Material provided:
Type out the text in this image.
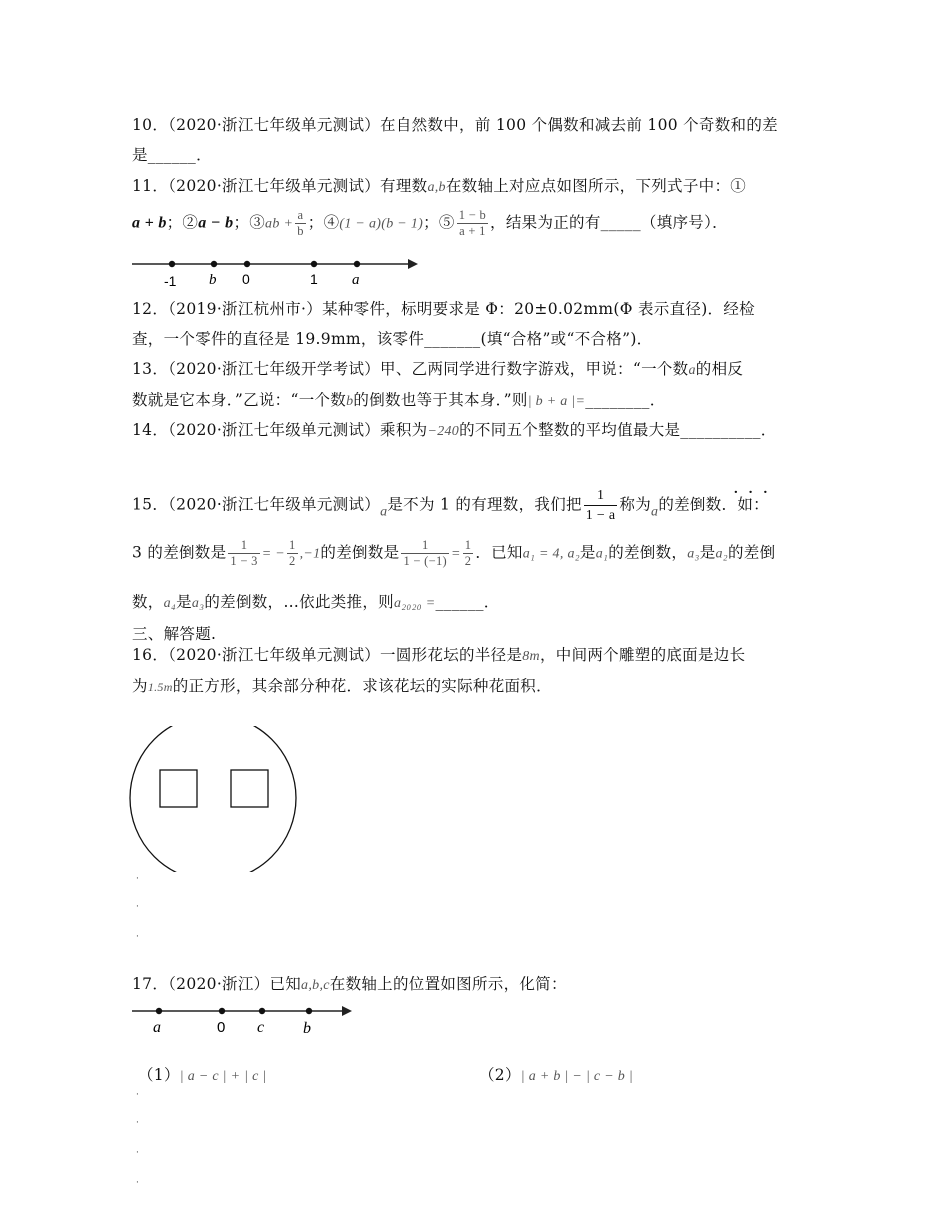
10．（2020·浙江七年级单元测试）在自然数中，前 100 个偶数和减去前 100 个奇数和的差
是______．
11．（2020·浙江七年级单元测试）有理数a,b在数轴上对应点如图所示，下列式子中：①
a + b；②a − b；③ab + $\frac{a}{b}$ ；④(1 − a)(b − 1)；⑤ $\frac{1 - b}{a + 1}$ ，结果为正的有_____（填序号）．
-1 b 0	1 a
12．（2019·浙江杭州市·）某种零件，标明要求是 Φ：20±0.02mm(Φ 表示直径)．经检
查，一个零件的直径是 19.9mm，该零件_______(填“合格”或“不合格”)．
13．（2020·浙江七年级开学考试）甲、乙两同学进行数字游戏，甲说：“一个数a的相反
数就是它本身．”乙说：“一个数b的倒数也等于其本身．”则| b + a |=________．
14．（2020·浙江七年级单元测试）乘积为−240的不同五个整数的平均值最大是__________．
···
15．（2020·浙江七年级单元测试）a是不为 1 的有理数，我们把 $\frac{1}{1 - a}$ 称为a的差倒数．如：
3 的差倒数是 $\frac{1}{1 - 3}$ = − $\frac{1}{2} ,-1$的差倒数是 $\frac{1}{1 - (-1)} = \frac{1}{2}$ ．已知a₁ = 4, a₂是a₁的差倒数，a₃是a₂的差倒
数，a₄是a₃的差倒数，…依此类推，则a₂₀₂₀ =______．
三、解答题.
16．（2020·浙江七年级单元测试）一圆形花坛的半径是8m，中间两个雕塑的底面是边长
为1.5m的正方形，其余部分种花．求该花坛的实际种花面积．
17．（2020·浙江）已知a,b,c在数轴上的位置如图所示，化简：
a	0 c b
（1）| a − c | + | c |	（2）| a + b | − | c − b |
·
·
·
·
·
·
·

Work to be completed:
Give only the number of lines above that hold the string "frac".

Answer to the problem:
3